▶ **DIRECTIONS**:
Pick out every line holding the string "screenshot" and copy it.

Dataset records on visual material
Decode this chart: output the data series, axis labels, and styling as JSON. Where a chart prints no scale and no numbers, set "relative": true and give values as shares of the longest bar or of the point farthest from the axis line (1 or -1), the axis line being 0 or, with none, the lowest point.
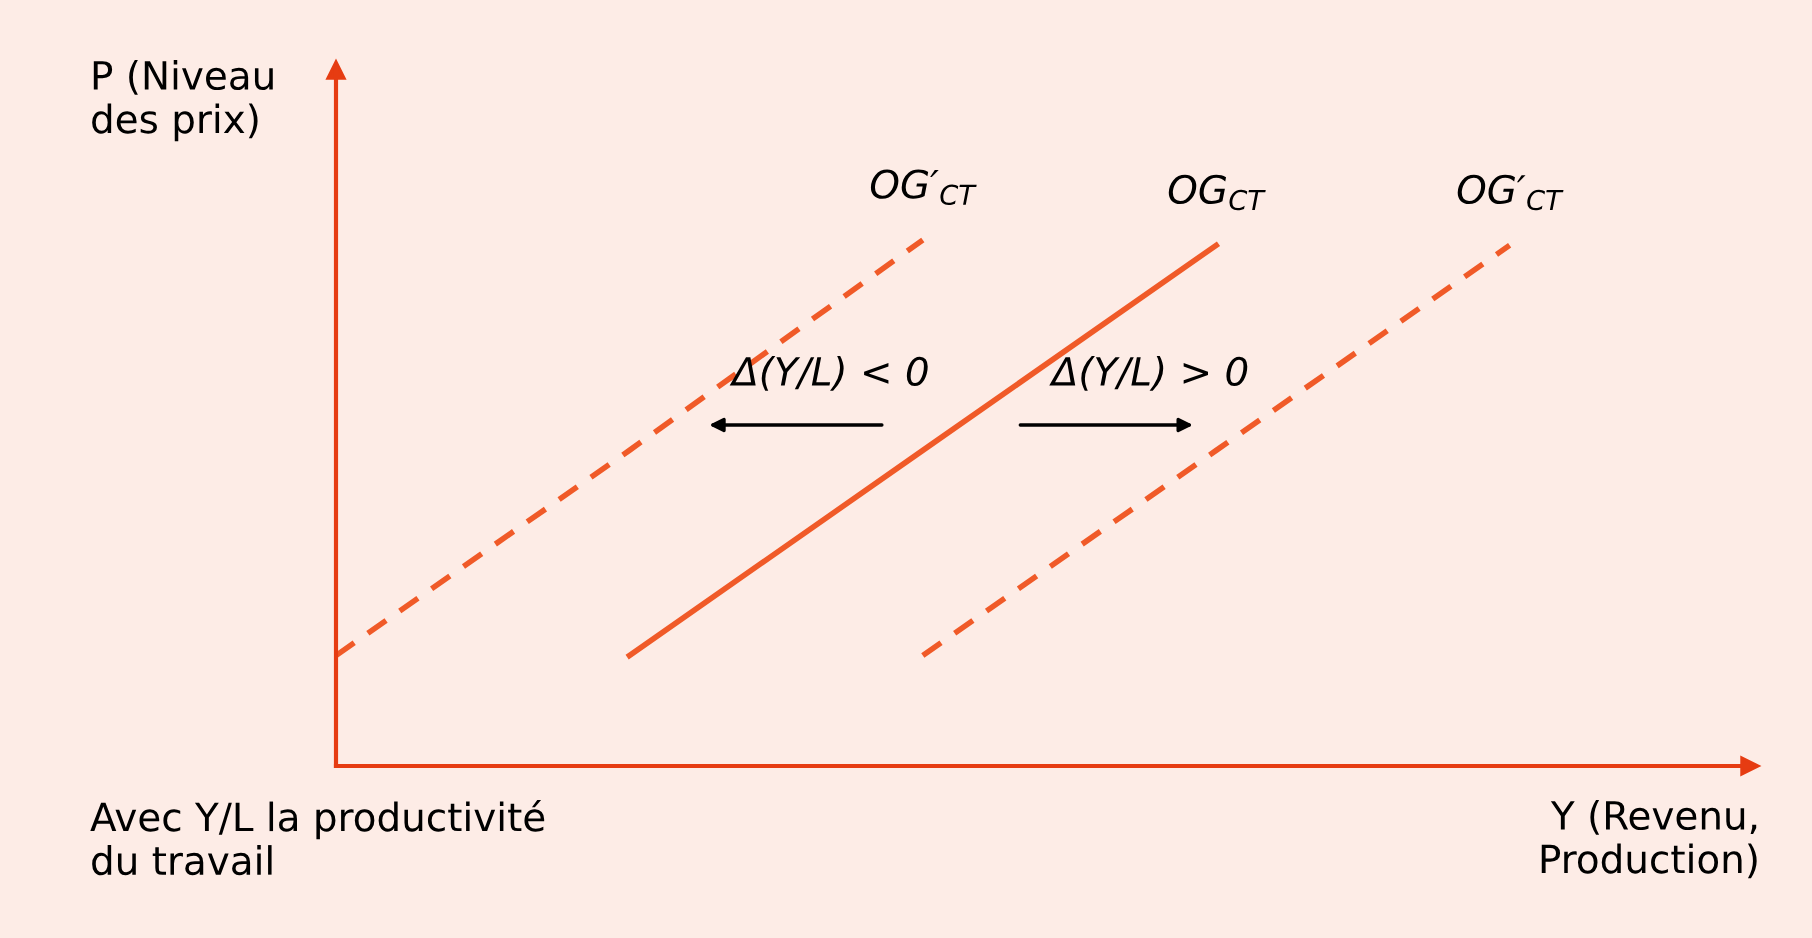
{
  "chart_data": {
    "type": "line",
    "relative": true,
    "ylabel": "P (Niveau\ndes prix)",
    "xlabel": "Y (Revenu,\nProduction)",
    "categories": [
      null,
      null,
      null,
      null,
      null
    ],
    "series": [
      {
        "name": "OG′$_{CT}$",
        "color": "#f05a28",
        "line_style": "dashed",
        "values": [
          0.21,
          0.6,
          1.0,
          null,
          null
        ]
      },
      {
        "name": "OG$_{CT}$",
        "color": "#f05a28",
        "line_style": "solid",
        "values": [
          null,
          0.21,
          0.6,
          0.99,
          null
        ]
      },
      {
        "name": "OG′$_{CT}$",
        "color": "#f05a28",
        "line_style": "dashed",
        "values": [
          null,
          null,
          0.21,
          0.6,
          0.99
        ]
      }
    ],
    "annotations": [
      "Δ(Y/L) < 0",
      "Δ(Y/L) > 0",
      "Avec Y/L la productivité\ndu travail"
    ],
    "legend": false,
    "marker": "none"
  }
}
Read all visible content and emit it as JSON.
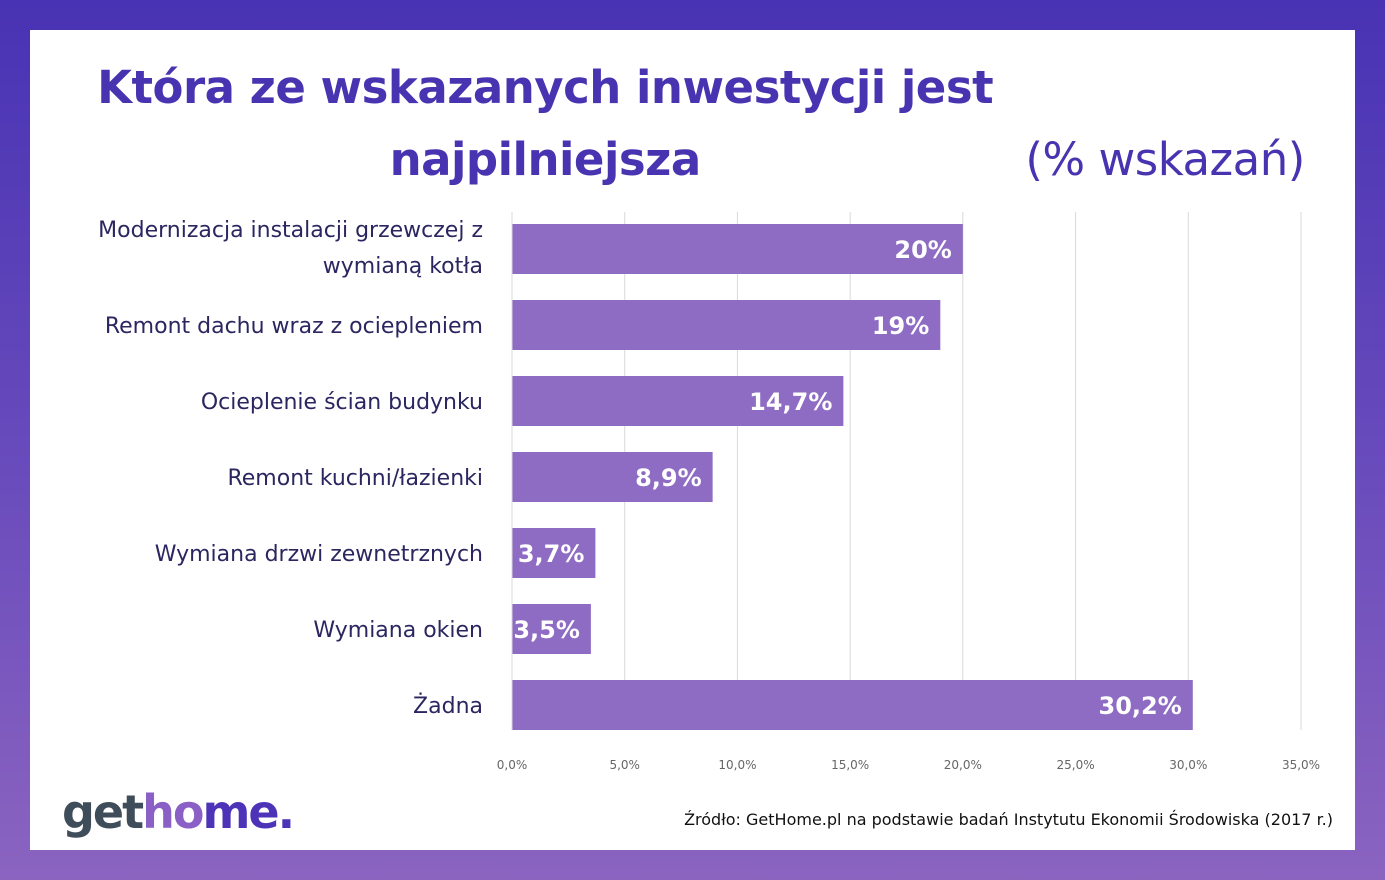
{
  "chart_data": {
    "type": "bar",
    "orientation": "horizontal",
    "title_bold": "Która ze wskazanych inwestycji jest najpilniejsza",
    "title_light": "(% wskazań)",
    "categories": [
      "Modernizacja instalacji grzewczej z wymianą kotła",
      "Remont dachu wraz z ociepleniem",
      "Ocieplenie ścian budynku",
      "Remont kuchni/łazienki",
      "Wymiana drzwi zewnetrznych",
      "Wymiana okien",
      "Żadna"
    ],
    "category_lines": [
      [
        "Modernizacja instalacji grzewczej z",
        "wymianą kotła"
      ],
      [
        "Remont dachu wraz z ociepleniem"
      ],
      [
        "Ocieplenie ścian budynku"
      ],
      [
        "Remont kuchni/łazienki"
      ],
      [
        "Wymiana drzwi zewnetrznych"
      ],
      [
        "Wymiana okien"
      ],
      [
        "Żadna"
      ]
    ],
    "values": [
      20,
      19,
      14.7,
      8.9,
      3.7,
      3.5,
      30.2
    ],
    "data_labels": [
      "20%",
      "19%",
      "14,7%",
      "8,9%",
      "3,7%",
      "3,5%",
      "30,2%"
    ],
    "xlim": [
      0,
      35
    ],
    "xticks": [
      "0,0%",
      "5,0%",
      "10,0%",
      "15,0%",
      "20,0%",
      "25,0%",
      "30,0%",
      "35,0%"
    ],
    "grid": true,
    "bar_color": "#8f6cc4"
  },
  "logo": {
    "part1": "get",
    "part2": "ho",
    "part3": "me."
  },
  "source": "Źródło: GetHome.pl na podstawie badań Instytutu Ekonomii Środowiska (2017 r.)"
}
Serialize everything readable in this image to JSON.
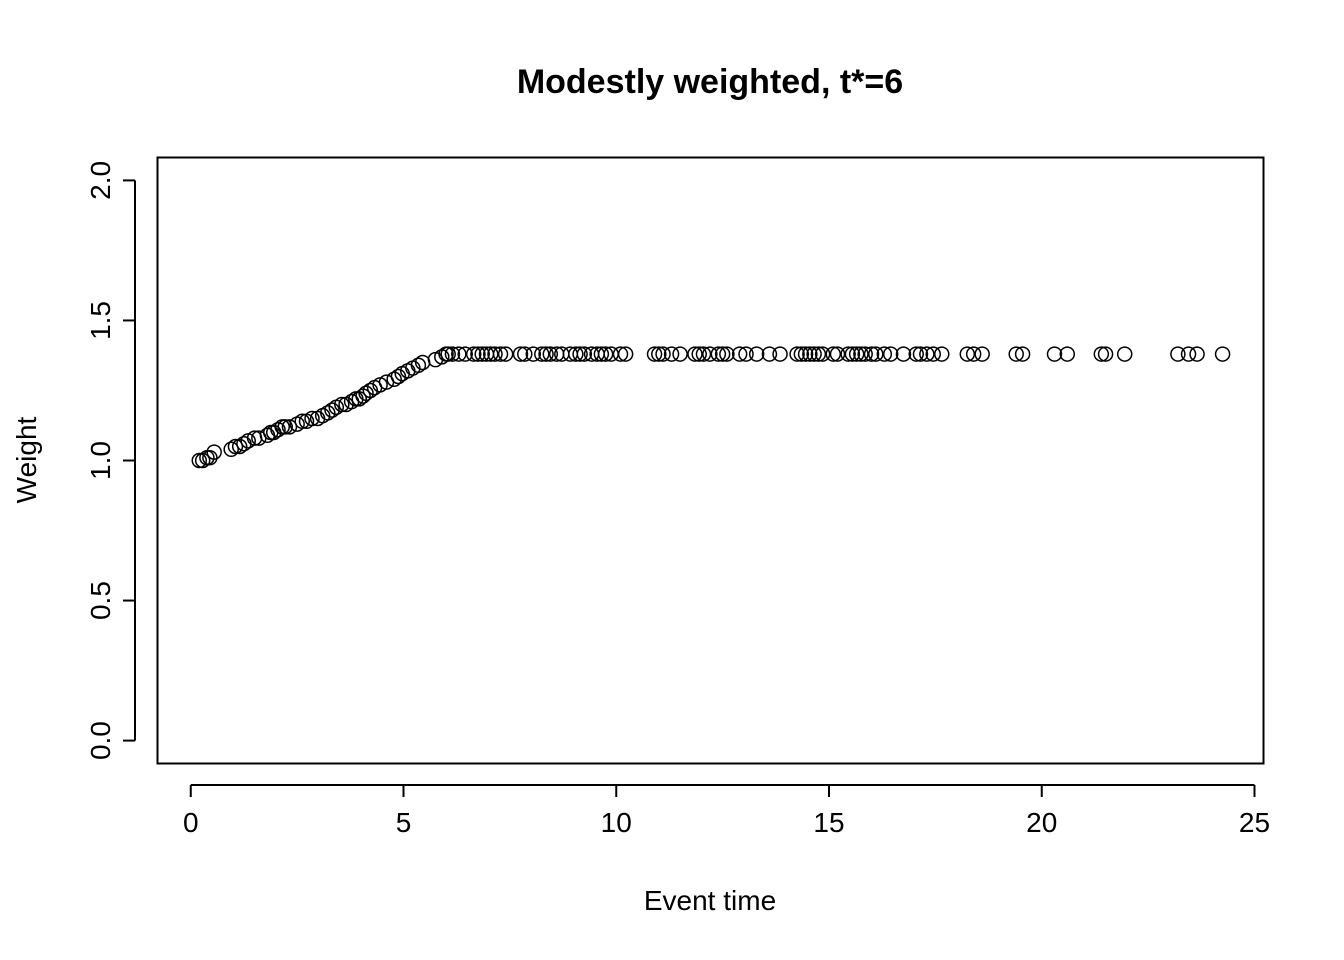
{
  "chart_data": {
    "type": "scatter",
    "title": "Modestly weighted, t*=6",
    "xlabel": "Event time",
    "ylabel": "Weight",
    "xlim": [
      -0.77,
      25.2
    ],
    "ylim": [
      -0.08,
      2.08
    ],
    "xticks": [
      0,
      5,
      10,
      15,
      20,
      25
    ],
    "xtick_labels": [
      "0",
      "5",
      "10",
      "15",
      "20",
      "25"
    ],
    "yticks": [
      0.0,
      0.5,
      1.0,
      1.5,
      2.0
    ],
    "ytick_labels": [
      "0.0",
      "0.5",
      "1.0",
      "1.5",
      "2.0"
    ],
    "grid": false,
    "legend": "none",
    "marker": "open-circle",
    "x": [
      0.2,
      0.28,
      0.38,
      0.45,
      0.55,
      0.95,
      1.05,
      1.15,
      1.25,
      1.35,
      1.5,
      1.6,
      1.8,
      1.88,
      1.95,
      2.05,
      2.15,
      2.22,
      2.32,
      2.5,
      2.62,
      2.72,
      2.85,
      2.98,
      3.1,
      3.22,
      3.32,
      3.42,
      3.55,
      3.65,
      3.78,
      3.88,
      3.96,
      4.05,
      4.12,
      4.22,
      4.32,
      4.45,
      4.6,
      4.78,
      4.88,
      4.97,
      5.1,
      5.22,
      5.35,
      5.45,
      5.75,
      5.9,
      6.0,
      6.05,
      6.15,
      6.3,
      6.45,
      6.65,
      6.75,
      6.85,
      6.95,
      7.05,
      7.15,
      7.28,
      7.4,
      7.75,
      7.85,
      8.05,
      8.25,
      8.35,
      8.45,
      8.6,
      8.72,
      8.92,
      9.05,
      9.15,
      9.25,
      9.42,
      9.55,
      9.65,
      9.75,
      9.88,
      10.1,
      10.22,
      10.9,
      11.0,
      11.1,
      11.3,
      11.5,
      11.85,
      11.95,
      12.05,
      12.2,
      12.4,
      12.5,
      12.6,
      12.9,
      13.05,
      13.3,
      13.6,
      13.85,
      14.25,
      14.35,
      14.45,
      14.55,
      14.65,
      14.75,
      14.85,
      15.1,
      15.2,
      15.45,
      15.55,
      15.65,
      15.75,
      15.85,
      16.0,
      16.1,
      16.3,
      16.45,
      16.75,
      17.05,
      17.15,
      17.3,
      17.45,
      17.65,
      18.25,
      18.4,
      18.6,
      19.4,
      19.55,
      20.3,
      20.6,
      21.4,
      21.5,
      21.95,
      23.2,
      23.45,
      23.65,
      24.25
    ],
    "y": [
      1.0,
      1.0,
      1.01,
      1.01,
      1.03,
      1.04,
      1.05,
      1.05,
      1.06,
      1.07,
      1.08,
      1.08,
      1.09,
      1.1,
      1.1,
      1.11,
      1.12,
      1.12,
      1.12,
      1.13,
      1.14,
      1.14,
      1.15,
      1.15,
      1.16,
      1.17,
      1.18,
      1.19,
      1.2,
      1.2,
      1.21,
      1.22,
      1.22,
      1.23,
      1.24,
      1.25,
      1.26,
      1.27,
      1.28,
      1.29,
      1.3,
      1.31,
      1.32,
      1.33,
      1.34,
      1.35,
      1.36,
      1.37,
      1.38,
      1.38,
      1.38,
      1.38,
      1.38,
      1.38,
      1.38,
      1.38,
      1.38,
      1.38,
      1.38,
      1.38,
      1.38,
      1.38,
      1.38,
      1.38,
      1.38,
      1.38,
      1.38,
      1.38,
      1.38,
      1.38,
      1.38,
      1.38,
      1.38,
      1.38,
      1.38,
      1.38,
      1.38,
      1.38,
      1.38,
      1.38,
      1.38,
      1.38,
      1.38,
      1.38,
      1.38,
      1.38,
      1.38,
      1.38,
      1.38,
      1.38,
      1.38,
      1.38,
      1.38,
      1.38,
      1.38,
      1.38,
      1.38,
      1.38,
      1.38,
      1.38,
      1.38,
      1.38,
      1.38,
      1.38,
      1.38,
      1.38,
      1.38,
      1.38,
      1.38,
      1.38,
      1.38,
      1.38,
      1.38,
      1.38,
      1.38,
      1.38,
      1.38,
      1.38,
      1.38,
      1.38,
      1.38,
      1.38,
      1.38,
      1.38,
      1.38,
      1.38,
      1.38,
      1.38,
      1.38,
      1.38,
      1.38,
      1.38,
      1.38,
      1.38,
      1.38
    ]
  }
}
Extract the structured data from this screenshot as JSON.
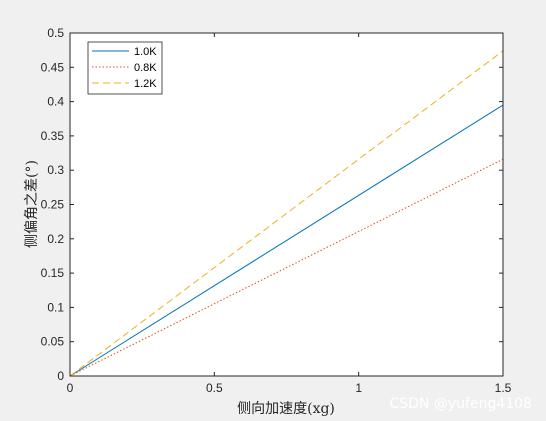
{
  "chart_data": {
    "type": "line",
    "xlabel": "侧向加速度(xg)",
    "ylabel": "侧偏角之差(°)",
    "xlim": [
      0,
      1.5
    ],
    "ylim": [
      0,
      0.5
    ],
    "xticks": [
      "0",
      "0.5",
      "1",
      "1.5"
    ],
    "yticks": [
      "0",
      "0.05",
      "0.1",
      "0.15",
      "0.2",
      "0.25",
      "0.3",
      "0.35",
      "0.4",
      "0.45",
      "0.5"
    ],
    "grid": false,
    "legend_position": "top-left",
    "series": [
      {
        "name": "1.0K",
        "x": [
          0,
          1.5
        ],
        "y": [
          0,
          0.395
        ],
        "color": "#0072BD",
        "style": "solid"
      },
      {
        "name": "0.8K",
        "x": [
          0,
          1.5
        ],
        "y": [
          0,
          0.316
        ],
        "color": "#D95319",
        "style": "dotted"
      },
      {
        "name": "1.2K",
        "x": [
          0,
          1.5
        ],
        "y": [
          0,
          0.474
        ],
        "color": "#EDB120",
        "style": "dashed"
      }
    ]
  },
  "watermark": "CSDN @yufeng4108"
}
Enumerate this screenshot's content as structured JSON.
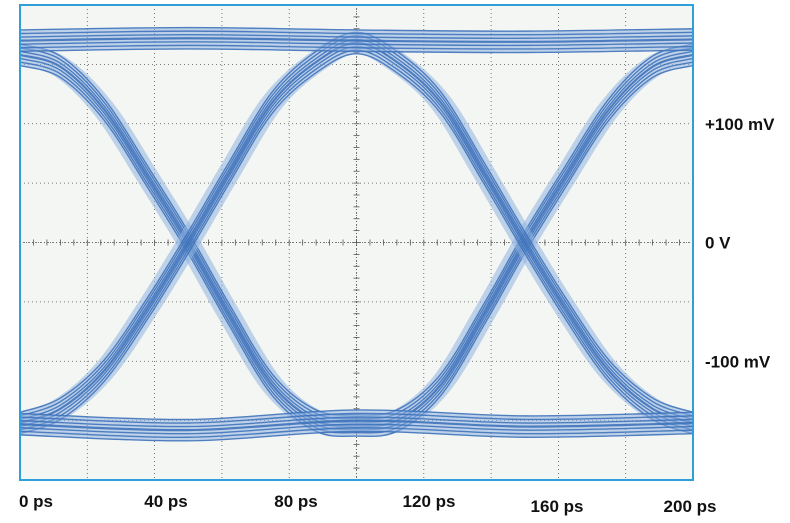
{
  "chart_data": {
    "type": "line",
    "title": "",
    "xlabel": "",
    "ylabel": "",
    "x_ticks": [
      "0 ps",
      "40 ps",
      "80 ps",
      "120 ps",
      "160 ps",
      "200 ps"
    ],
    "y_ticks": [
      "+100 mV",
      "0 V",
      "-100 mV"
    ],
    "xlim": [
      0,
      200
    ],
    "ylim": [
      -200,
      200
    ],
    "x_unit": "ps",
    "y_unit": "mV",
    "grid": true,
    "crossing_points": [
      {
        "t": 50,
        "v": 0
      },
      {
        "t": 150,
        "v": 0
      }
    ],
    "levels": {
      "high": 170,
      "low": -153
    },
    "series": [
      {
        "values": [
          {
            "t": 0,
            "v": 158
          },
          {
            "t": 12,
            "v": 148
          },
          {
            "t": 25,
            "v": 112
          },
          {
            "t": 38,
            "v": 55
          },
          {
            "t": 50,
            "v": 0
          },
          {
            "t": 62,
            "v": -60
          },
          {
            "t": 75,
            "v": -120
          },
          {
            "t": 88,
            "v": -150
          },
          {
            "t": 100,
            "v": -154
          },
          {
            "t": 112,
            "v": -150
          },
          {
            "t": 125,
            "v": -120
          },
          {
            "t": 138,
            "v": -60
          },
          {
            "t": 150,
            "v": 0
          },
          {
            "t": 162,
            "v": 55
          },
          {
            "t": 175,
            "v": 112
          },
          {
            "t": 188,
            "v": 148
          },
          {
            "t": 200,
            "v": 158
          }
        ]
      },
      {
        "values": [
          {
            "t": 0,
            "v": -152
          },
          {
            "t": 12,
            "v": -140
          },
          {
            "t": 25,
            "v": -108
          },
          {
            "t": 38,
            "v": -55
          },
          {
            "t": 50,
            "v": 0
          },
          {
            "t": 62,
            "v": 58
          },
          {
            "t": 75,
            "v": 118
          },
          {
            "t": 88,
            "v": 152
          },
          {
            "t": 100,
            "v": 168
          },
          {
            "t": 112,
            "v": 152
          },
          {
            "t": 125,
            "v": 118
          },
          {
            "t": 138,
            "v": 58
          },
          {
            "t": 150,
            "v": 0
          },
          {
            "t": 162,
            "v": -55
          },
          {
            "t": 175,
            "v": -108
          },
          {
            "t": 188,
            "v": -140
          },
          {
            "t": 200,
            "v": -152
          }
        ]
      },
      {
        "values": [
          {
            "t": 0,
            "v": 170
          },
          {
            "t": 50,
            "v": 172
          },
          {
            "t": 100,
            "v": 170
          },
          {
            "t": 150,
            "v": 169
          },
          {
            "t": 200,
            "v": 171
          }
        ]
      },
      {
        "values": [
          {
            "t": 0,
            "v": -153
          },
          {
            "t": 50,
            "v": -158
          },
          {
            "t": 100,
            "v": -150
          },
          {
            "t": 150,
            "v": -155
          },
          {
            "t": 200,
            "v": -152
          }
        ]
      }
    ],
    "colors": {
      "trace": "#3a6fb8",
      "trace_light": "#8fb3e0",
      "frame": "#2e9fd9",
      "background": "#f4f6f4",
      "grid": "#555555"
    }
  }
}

▶ **FINISHED ANSWER**:
Extract the structured data from this screenshot as JSON.
Enumerate this screenshot's content as structured JSON.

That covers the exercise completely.